**Material supplied:**
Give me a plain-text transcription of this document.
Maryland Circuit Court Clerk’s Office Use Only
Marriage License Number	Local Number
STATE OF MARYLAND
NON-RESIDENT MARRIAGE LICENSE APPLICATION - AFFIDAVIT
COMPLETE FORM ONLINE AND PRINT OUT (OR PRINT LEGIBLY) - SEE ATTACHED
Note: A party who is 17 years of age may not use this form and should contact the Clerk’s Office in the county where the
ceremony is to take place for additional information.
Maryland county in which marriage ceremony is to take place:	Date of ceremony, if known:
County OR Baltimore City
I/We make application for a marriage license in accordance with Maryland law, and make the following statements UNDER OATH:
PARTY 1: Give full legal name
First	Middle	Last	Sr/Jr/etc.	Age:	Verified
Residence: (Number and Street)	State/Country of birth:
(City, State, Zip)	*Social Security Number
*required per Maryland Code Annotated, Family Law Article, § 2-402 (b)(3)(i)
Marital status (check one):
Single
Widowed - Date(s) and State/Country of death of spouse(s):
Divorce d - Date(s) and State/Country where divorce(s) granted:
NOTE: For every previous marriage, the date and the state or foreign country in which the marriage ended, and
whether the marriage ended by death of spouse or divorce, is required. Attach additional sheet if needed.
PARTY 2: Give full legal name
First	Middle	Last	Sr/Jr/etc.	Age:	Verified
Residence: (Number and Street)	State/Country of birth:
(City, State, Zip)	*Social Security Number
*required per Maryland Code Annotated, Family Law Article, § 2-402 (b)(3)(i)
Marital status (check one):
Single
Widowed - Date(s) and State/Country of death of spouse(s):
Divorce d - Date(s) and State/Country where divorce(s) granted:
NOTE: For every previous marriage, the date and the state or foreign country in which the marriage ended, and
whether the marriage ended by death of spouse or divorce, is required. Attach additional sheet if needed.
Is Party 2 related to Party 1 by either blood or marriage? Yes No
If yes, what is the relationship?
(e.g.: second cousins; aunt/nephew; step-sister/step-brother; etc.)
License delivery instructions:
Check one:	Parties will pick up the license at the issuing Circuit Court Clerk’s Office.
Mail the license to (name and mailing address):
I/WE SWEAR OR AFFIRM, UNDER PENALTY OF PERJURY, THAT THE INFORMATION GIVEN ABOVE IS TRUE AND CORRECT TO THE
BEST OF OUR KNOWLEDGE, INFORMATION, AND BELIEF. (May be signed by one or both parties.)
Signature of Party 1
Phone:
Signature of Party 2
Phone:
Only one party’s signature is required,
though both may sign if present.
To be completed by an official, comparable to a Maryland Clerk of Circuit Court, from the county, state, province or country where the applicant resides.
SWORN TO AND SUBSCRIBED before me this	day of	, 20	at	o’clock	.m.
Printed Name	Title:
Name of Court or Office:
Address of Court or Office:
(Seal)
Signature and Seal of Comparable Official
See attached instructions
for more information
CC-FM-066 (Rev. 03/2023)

**Problem description:** Would you copy out each line exactly as written?

**Response to this task:**
Give me a plain-text transcription of this document.
Maryland Circuit Court Clerk’s Office Use Only
Marriage License Number	Local Number
STATE OF MARYLAND
NON-RESIDENT MARRIAGE LICENSE APPLICATION - AFFIDAVIT
COMPLETE FORM ONLINE AND PRINT OUT (OR PRINT LEGIBLY) - SEE ATTACHED
Note: A party who is 17 years of age may not use this form and should contact the Clerk’s Office in the county where the
ceremony is to take place for additional information.
Maryland county in which marriage ceremony is to take place:	Date of ceremony, if known:
County OR Baltimore City
I/We make application for a marriage license in accordance with Maryland law, and make the following statements UNDER OATH:
PARTY 1: Give full legal name
First	Middle	Last	Sr/Jr/etc.	Age:	Verified
Residence: (Number and Street)	State/Country of birth:
(City, State, Zip)	*Social Security Number
*required per Maryland Code Annotated, Family Law Article, § 2-402 (b)(3)(i)
Marital status (check one):
Single
Widowed - Date(s) and State/Country of death of spouse(s):
Divorce d - Date(s) and State/Country where divorce(s) granted:
NOTE: For every previous marriage, the date and the state or foreign country in which the marriage ended, and
whether the marriage ended by death of spouse or divorce, is required. Attach additional sheet if needed.
PARTY 2: Give full legal name
First	Middle	Last	Sr/Jr/etc.	Age:	Verified
Residence: (Number and Street)	State/Country of birth:
(City, State, Zip)	*Social Security Number
*required per Maryland Code Annotated, Family Law Article, § 2-402 (b)(3)(i)
Marital status (check one):
Single
Widowed - Date(s) and State/Country of death of spouse(s):
Divorce d - Date(s) and State/Country where divorce(s) granted:
NOTE: For every previous marriage, the date and the state or foreign country in which the marriage ended, and
whether the marriage ended by death of spouse or divorce, is required. Attach additional sheet if needed.
Is Party 2 related to Party 1 by either blood or marriage? Yes No
If yes, what is the relationship?
(e.g.: second cousins; aunt/nephew; step-sister/step-brother; etc.)
License delivery instructions:
Check one:	Parties will pick up the license at the issuing Circuit Court Clerk’s Office.
Mail the license to (name and mailing address):
I/WE SWEAR OR AFFIRM, UNDER PENALTY OF PERJURY, THAT THE INFORMATION GIVEN ABOVE IS TRUE AND CORRECT TO THE
BEST OF OUR KNOWLEDGE, INFORMATION, AND BELIEF. (May be signed by one or both parties.)
Signature of Party 1
Phone:
Signature of Party 2
Phone:
Only one party’s signature is required,
though both may sign if present.
To be completed by an official, comparable to a Maryland Clerk of Circuit Court, from the county, state, province or country where the applicant resides.
SWORN TO AND SUBSCRIBED before me this	day of	, 20	at	o’clock	.m.
Printed Name	Title:
Name of Court or Office:
Address of Court or Office:
(Seal)
Signature and Seal of Comparable Official
See attached instructions
for more information
CC-FM-066 (Rev. 03/2023)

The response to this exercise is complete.